[Collected data entries]

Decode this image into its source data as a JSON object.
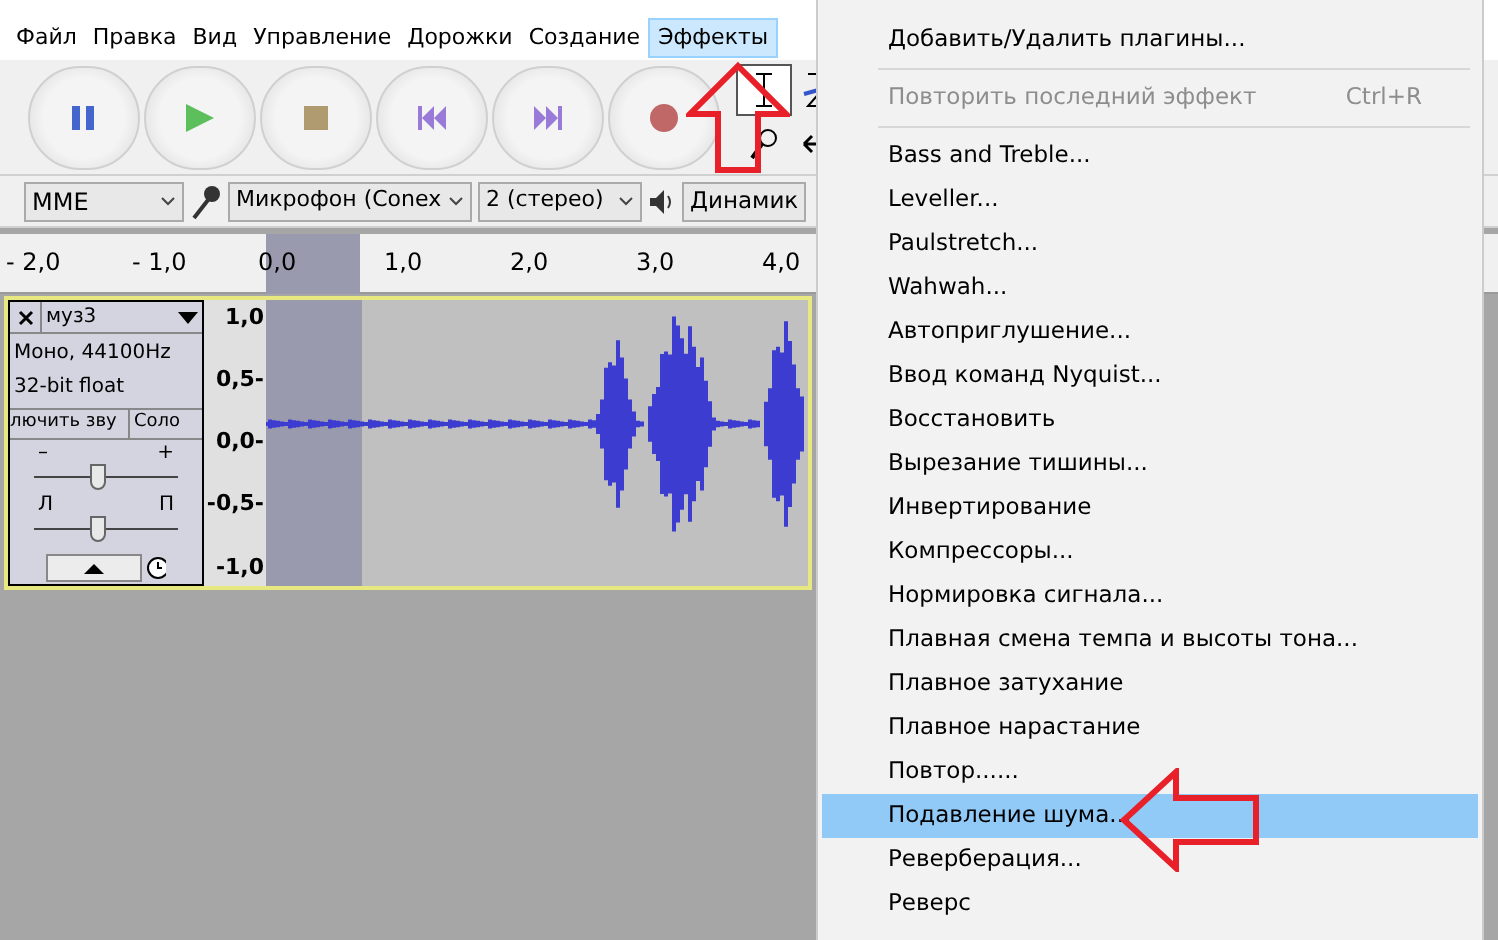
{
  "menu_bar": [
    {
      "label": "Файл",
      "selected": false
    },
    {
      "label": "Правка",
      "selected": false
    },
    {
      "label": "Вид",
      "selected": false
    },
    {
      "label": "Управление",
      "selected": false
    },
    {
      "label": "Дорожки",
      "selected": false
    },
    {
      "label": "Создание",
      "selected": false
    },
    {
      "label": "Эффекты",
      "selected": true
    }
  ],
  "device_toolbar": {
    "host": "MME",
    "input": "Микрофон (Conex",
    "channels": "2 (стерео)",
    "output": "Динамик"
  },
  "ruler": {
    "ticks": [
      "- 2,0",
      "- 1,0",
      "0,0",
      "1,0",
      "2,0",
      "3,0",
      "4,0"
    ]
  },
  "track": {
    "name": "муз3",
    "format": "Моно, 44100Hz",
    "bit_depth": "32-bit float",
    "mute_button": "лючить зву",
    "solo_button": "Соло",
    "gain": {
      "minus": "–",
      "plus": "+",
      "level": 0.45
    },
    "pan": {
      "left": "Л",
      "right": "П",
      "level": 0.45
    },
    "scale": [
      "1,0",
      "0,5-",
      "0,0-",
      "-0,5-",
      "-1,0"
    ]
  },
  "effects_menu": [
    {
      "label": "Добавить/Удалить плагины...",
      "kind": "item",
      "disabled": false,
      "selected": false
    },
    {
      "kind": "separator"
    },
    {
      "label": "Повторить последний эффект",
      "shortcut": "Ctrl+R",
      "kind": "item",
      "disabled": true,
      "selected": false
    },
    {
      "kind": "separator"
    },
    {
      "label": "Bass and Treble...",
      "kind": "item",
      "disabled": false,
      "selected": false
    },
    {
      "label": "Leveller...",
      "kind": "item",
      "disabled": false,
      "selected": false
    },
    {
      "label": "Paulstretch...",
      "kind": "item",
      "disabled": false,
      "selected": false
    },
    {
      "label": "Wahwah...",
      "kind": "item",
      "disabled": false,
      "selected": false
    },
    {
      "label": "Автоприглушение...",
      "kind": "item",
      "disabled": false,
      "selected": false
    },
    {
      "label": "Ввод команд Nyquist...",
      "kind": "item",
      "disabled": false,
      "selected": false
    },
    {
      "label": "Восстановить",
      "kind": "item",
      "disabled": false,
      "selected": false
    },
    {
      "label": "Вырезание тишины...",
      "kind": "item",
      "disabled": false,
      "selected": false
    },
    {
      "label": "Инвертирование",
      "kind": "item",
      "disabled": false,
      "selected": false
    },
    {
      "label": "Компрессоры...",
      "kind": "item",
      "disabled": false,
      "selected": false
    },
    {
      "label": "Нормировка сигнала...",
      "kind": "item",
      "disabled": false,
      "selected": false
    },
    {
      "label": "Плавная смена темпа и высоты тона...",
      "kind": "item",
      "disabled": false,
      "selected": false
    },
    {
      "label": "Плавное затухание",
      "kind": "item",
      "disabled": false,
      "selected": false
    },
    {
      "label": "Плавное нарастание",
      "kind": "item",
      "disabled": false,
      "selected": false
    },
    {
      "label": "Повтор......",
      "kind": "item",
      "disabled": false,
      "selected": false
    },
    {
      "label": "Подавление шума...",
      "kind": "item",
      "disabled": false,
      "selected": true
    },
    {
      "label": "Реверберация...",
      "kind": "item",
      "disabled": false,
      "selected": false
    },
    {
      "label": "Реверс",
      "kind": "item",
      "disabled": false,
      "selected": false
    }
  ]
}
...
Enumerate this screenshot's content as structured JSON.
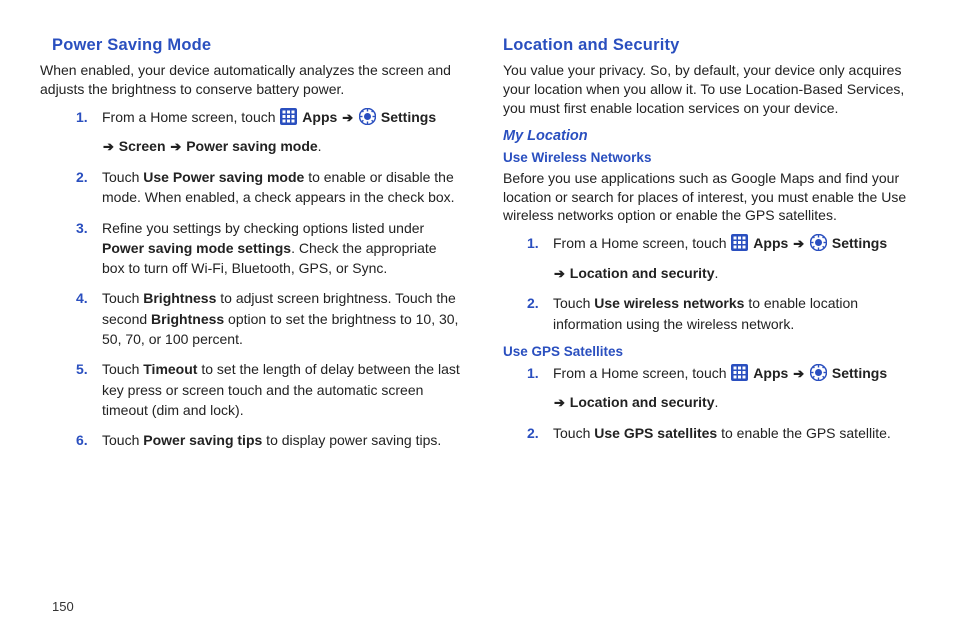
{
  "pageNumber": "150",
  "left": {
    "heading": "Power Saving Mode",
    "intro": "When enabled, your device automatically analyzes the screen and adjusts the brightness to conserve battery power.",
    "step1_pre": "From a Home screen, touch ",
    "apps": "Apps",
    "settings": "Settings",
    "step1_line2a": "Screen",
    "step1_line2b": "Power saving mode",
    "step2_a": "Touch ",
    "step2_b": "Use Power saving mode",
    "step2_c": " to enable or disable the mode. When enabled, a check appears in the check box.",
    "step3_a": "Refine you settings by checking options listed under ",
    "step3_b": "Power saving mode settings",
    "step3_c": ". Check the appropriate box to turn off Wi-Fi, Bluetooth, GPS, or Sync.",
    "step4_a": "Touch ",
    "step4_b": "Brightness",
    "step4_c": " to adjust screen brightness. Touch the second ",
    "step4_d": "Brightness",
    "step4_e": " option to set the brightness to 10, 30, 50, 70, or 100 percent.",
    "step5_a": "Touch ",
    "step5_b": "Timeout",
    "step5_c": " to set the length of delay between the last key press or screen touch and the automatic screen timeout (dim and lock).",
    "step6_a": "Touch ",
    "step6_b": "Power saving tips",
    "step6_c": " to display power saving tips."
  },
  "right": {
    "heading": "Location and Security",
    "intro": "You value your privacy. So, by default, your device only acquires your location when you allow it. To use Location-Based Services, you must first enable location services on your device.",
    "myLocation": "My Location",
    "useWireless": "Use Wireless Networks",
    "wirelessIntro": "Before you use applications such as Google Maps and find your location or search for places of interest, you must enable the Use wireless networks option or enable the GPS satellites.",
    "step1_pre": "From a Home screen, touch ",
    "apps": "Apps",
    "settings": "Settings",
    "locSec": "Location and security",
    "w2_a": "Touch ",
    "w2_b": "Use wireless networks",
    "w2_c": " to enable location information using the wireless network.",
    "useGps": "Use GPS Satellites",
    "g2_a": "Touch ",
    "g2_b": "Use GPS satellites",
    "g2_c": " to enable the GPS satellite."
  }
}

▸ **GOAL OF THE EXERCISE**
Search the entries for the word "this" and copy every line that has it.

▸ **ANSWER TO THE PROBLEM**
Decode this image into its source data as a JSON object.
Enumerate this screenshot's content as structured JSON.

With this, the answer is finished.